[Layout region records]
* Start *
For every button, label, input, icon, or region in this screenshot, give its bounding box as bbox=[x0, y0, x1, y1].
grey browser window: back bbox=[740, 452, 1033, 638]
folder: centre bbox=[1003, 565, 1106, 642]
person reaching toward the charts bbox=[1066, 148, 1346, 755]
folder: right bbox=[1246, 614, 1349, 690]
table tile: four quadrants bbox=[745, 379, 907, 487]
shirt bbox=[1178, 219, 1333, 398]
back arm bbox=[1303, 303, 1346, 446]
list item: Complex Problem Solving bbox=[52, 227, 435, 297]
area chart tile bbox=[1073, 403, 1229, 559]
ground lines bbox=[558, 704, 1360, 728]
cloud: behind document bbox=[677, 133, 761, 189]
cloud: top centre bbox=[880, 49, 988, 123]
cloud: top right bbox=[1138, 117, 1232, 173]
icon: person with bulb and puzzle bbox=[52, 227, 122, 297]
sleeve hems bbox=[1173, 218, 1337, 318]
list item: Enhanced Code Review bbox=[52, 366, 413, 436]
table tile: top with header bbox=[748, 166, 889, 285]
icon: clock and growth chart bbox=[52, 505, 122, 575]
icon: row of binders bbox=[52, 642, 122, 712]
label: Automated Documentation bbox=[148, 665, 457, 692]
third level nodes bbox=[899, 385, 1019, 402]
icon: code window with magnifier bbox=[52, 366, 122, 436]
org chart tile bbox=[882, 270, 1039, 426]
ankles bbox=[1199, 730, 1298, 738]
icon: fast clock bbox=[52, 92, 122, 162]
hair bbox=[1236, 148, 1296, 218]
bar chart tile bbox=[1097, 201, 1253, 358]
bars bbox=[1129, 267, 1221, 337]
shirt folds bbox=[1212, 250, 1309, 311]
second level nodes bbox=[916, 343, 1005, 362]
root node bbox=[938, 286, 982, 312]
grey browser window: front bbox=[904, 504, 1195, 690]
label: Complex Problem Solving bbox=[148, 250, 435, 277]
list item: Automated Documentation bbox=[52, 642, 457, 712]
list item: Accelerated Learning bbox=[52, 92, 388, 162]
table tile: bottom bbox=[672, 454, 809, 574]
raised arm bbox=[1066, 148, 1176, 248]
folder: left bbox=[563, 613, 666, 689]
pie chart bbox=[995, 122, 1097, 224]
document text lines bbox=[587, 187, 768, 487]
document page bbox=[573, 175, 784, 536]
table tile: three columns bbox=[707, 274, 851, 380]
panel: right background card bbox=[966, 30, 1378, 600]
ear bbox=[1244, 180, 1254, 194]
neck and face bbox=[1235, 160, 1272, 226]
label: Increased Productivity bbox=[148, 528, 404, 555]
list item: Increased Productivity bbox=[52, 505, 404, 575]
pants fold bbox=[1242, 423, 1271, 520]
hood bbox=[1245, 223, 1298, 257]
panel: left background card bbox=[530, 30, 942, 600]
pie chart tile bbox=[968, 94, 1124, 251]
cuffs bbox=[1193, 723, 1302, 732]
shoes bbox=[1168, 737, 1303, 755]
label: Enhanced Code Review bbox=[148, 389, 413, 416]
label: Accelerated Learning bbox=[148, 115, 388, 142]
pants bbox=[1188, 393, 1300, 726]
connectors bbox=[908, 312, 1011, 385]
* End *
* Start *
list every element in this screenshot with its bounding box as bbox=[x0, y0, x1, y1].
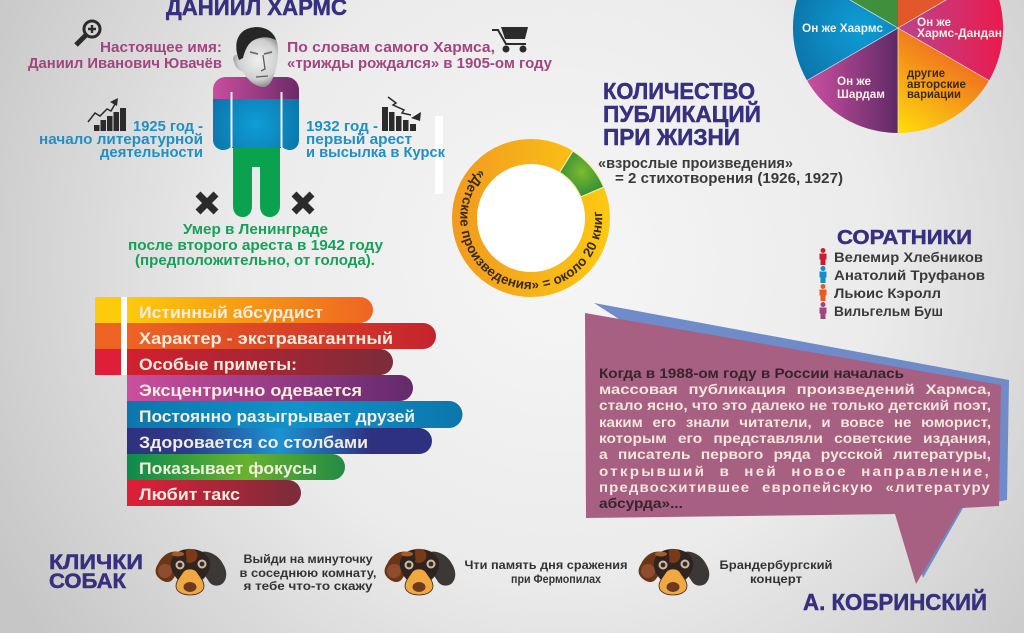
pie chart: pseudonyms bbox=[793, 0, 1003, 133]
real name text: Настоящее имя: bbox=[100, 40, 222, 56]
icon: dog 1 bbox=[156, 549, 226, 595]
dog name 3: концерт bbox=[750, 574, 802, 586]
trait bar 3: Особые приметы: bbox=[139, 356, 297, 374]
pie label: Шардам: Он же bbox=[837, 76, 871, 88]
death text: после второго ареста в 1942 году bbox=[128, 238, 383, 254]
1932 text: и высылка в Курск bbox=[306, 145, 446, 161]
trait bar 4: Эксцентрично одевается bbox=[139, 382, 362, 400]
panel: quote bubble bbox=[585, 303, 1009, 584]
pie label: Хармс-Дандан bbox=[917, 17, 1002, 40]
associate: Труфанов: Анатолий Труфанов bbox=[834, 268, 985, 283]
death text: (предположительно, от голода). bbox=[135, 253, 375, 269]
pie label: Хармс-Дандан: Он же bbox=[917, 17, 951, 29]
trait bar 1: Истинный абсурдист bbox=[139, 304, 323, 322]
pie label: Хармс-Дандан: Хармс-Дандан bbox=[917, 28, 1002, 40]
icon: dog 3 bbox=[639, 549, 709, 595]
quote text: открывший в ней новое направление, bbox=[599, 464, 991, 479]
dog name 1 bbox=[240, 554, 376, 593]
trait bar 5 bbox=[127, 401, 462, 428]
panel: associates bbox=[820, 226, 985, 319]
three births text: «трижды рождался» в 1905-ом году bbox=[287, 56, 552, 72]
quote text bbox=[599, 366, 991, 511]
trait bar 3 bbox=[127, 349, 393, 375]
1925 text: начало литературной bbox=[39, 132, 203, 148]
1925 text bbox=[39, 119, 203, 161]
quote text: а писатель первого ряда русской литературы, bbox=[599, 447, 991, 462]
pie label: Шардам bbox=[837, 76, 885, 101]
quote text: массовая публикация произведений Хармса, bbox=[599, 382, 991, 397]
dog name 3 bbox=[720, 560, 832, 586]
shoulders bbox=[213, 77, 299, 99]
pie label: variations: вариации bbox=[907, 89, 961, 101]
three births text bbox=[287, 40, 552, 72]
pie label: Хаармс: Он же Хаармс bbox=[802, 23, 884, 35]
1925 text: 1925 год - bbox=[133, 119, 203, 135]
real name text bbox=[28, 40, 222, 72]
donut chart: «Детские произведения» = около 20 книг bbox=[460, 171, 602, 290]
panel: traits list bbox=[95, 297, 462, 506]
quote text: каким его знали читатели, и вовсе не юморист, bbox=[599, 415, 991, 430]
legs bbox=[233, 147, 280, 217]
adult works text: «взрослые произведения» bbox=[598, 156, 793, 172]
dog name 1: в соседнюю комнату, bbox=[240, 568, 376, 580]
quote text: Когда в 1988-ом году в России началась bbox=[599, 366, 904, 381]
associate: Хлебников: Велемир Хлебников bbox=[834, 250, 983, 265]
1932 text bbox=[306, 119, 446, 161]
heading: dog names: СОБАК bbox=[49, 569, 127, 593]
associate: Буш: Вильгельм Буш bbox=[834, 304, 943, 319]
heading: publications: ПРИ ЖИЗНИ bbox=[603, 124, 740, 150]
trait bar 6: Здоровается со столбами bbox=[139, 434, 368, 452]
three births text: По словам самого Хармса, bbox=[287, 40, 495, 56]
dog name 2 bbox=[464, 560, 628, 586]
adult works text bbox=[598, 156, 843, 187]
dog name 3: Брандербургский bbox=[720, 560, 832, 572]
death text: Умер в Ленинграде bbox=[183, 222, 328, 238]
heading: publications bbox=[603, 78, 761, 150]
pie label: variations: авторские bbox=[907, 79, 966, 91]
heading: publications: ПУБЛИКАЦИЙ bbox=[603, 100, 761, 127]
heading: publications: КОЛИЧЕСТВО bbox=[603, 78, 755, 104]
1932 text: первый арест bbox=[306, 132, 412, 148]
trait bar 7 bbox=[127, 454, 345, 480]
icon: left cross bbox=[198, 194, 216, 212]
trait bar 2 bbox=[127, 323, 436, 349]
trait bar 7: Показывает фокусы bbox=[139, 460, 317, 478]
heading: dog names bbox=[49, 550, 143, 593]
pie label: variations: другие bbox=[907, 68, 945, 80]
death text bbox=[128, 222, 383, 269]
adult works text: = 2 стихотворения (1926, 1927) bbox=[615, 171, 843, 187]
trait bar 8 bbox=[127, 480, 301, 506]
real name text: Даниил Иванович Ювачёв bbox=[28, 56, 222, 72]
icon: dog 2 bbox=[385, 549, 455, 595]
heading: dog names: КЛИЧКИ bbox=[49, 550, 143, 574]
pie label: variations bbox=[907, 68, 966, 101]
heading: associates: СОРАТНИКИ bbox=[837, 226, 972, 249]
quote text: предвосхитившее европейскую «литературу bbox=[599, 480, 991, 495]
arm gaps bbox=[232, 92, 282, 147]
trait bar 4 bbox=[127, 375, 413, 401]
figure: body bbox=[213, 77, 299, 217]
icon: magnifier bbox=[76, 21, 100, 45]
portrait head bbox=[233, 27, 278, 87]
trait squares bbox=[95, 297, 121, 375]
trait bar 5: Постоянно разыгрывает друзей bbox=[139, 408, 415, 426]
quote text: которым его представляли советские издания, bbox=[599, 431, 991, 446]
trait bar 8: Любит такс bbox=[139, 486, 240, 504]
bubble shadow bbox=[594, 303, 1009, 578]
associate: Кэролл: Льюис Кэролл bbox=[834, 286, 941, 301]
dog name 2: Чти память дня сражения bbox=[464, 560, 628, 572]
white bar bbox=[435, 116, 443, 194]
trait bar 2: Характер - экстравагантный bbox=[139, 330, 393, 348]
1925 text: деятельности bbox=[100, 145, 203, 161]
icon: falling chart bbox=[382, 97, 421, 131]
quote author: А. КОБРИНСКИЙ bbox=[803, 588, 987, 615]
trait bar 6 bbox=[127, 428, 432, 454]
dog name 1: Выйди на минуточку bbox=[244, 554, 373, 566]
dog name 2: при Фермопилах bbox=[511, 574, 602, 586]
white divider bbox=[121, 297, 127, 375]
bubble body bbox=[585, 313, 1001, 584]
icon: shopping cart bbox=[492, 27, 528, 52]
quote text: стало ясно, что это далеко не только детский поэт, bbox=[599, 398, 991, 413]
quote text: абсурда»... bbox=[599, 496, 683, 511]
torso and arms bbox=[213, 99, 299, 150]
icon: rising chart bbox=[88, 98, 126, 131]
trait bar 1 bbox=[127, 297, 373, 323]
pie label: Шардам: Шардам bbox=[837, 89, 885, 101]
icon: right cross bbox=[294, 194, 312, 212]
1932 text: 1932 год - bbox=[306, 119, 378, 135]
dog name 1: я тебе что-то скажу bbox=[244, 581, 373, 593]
* End *
> **Set exercise**
Please turn the lines above, from the one containing "For every button, label, input, icon, or" through the one containing "shirt bbox=[1178, 219, 1333, 398]", both included, into a JSON list of strings with one string per line, skipping any blank lines.

> **Final result**
[
  "For every button, label, input, icon, or region in this screenshot, give its bounding box as bbox=[x0, y0, x1, y1].",
  "grey browser window: back bbox=[740, 452, 1033, 638]",
  "folder: centre bbox=[1003, 565, 1106, 642]",
  "person reaching toward the charts bbox=[1066, 148, 1346, 755]",
  "folder: right bbox=[1246, 614, 1349, 690]",
  "table tile: four quadrants bbox=[745, 379, 907, 487]",
  "shirt bbox=[1178, 219, 1333, 398]"
]